WHAT IS NEEDED: Copy the records below exactly as they appear.

Records from a dataset
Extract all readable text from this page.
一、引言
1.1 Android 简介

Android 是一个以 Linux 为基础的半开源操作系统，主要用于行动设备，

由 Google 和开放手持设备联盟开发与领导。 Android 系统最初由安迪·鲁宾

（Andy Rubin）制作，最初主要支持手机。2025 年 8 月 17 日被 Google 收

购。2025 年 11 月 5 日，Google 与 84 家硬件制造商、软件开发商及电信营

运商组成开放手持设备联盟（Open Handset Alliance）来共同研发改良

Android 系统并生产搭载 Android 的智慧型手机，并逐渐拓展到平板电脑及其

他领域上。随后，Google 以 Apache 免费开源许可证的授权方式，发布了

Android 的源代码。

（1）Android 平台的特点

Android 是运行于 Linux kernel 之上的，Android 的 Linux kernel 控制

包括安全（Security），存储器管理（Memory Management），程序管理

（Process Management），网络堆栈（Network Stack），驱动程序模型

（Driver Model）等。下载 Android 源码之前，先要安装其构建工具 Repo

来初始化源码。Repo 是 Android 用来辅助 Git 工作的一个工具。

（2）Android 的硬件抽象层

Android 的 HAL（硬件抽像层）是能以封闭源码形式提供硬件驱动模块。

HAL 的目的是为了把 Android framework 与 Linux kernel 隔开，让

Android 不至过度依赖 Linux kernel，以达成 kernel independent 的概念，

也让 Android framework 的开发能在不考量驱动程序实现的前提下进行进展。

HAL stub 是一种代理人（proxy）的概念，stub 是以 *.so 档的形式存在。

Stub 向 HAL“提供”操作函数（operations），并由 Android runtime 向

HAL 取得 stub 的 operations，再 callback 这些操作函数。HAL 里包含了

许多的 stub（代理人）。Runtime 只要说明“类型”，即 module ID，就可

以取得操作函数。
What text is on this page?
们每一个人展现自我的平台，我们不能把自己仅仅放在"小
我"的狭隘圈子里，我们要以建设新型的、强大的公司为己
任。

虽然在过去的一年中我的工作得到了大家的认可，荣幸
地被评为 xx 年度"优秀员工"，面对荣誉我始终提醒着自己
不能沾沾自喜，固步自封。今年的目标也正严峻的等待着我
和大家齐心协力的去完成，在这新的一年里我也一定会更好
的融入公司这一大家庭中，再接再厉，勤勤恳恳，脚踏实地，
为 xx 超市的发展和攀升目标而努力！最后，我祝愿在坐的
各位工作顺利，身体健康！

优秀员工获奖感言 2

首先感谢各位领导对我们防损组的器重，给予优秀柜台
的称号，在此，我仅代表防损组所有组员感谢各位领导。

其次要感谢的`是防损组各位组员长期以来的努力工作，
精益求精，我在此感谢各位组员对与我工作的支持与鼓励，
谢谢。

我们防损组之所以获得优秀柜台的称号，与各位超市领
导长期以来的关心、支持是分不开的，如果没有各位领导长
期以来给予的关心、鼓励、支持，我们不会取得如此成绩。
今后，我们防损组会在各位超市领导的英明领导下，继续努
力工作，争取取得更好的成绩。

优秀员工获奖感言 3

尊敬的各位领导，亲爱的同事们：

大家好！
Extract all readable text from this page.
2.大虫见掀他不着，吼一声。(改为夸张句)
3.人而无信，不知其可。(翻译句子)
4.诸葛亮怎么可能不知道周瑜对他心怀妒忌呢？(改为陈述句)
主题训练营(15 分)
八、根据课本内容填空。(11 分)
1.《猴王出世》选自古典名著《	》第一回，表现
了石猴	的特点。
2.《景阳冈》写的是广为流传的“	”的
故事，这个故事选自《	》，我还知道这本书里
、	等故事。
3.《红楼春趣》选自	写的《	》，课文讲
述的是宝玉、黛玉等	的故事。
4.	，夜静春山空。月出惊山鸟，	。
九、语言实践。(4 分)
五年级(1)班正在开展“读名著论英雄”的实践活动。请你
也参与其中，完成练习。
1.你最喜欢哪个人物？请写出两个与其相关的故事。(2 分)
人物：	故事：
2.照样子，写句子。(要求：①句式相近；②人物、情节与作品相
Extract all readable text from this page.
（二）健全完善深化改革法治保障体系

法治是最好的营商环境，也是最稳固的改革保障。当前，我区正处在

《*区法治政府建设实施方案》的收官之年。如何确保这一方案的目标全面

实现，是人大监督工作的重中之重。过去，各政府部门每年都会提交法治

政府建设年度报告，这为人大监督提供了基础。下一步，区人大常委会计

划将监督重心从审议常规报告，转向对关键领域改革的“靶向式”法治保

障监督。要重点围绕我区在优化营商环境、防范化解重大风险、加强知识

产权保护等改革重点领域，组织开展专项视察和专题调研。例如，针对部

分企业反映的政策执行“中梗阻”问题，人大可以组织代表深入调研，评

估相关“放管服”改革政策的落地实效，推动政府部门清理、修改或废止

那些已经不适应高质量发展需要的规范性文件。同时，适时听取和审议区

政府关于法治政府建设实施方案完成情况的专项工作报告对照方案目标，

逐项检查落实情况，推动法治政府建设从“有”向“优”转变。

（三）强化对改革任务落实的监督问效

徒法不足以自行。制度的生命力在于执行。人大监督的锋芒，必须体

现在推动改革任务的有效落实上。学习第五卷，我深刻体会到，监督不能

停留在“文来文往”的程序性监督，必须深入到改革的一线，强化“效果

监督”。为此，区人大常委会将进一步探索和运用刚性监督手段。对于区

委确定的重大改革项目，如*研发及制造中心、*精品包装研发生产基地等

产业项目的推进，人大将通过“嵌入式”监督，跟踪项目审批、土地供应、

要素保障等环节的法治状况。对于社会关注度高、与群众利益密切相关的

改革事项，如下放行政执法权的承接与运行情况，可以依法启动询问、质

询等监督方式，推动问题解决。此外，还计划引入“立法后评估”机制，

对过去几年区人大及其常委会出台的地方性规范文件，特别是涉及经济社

TASK RESULT:
Extract all readable text from this page.
一、引言
1.1 Android 简介

Android 是一个以 Linux 为基础的半开源操作系统，主要用于行动设备，

由 Google 和开放手持设备联盟开发与领导。 Android 系统最初由安迪·鲁宾

（Andy Rubin）制作，最初主要支持手机。2025 年 8 月 17 日被 Google 收

购。2025 年 11 月 5 日，Google 与 84 家硬件制造商、软件开发商及电信营

运商组成开放手持设备联盟（Open Handset Alliance）来共同研发改良

Android 系统并生产搭载 Android 的智慧型手机，并逐渐拓展到平板电脑及其

他领域上。随后，Google 以 Apache 免费开源许可证的授权方式，发布了

Android 的源代码。

（1）Android 平台的特点

Android 是运行于 Linux kernel 之上的，Android 的 Linux kernel 控制

包括安全（Security），存储器管理（Memory Management），程序管理

（Process Management），网络堆栈（Network Stack），驱动程序模型

（Driver Model）等。下载 Android 源码之前，先要安装其构建工具 Repo

来初始化源码。Repo 是 Android 用来辅助 Git 工作的一个工具。

（2）Android 的硬件抽象层

Android 的 HAL（硬件抽像层）是能以封闭源码形式提供硬件驱动模块。

HAL 的目的是为了把 Android framework 与 Linux kernel 隔开，让

Android 不至过度依赖 Linux kernel，以达成 kernel independent 的概念，

也让 Android framework 的开发能在不考量驱动程序实现的前提下进行进展。

HAL stub 是一种代理人（proxy）的概念，stub 是以 *.so 档的形式存在。

Stub 向 HAL“提供”操作函数（operations），并由 Android runtime 向

HAL 取得 stub 的 operations，再 callback 这些操作函数。HAL 里包含了

许多的 stub（代理人）。Runtime 只要说明“类型”，即 module ID，就可

以取得操作函数。
What text is on this page?
们每一个人展现自我的平台，我们不能把自己仅仅放在"小
我"的狭隘圈子里，我们要以建设新型的、强大的公司为己
任。

虽然在过去的一年中我的工作得到了大家的认可，荣幸
地被评为 xx 年度"优秀员工"，面对荣誉我始终提醒着自己
不能沾沾自喜，固步自封。今年的目标也正严峻的等待着我
和大家齐心协力的去完成，在这新的一年里我也一定会更好
的融入公司这一大家庭中，再接再厉，勤勤恳恳，脚踏实地，
为 xx 超市的发展和攀升目标而努力！最后，我祝愿在坐的
各位工作顺利，身体健康！

优秀员工获奖感言 2

首先感谢各位领导对我们防损组的器重，给予优秀柜台
的称号，在此，我仅代表防损组所有组员感谢各位领导。

其次要感谢的`是防损组各位组员长期以来的努力工作，
精益求精，我在此感谢各位组员对与我工作的支持与鼓励，
谢谢。

我们防损组之所以获得优秀柜台的称号，与各位超市领
导长期以来的关心、支持是分不开的，如果没有各位领导长
期以来给予的关心、鼓励、支持，我们不会取得如此成绩。
今后，我们防损组会在各位超市领导的英明领导下，继续努
力工作，争取取得更好的成绩。

优秀员工获奖感言 3

尊敬的各位领导，亲爱的同事们：

大家好！
Extract all readable text from this page.
2.大虫见掀他不着，吼一声。(改为夸张句)
3.人而无信，不知其可。(翻译句子)
4.诸葛亮怎么可能不知道周瑜对他心怀妒忌呢？(改为陈述句)
主题训练营(15 分)
八、根据课本内容填空。(11 分)
1.《猴王出世》选自古典名著《	》第一回，表现
了石猴	的特点。
2.《景阳冈》写的是广为流传的“	”的
故事，这个故事选自《	》，我还知道这本书里
、	等故事。
3.《红楼春趣》选自	写的《	》，课文讲
述的是宝玉、黛玉等	的故事。
4.	，夜静春山空。月出惊山鸟，	。
九、语言实践。(4 分)
五年级(1)班正在开展“读名著论英雄”的实践活动。请你
也参与其中，完成练习。
1.你最喜欢哪个人物？请写出两个与其相关的故事。(2 分)
人物：	故事：
2.照样子，写句子。(要求：①句式相近；②人物、情节与作品相
Extract all readable text from this page.
（二）健全完善深化改革法治保障体系

法治是最好的营商环境，也是最稳固的改革保障。当前，我区正处在

《*区法治政府建设实施方案》的收官之年。如何确保这一方案的目标全面

实现，是人大监督工作的重中之重。过去，各政府部门每年都会提交法治

政府建设年度报告，这为人大监督提供了基础。下一步，区人大常委会计

划将监督重心从审议常规报告，转向对关键领域改革的“靶向式”法治保

障监督。要重点围绕我区在优化营商环境、防范化解重大风险、加强知识

产权保护等改革重点领域，组织开展专项视察和专题调研。例如，针对部

分企业反映的政策执行“中梗阻”问题，人大可以组织代表深入调研，评

估相关“放管服”改革政策的落地实效，推动政府部门清理、修改或废止

那些已经不适应高质量发展需要的规范性文件。同时，适时听取和审议区

政府关于法治政府建设实施方案完成情况的专项工作报告对照方案目标，

逐项检查落实情况，推动法治政府建设从“有”向“优”转变。

（三）强化对改革任务落实的监督问效

徒法不足以自行。制度的生命力在于执行。人大监督的锋芒，必须体

现在推动改革任务的有效落实上。学习第五卷，我深刻体会到，监督不能

停留在“文来文往”的程序性监督，必须深入到改革的一线，强化“效果

监督”。为此，区人大常委会将进一步探索和运用刚性监督手段。对于区

委确定的重大改革项目，如*研发及制造中心、*精品包装研发生产基地等

产业项目的推进，人大将通过“嵌入式”监督，跟踪项目审批、土地供应、

要素保障等环节的法治状况。对于社会关注度高、与群众利益密切相关的

改革事项，如下放行政执法权的承接与运行情况，可以依法启动询问、质

询等监督方式，推动问题解决。此外，还计划引入“立法后评估”机制，

对过去几年区人大及其常委会出台的地方性规范文件，特别是涉及经济社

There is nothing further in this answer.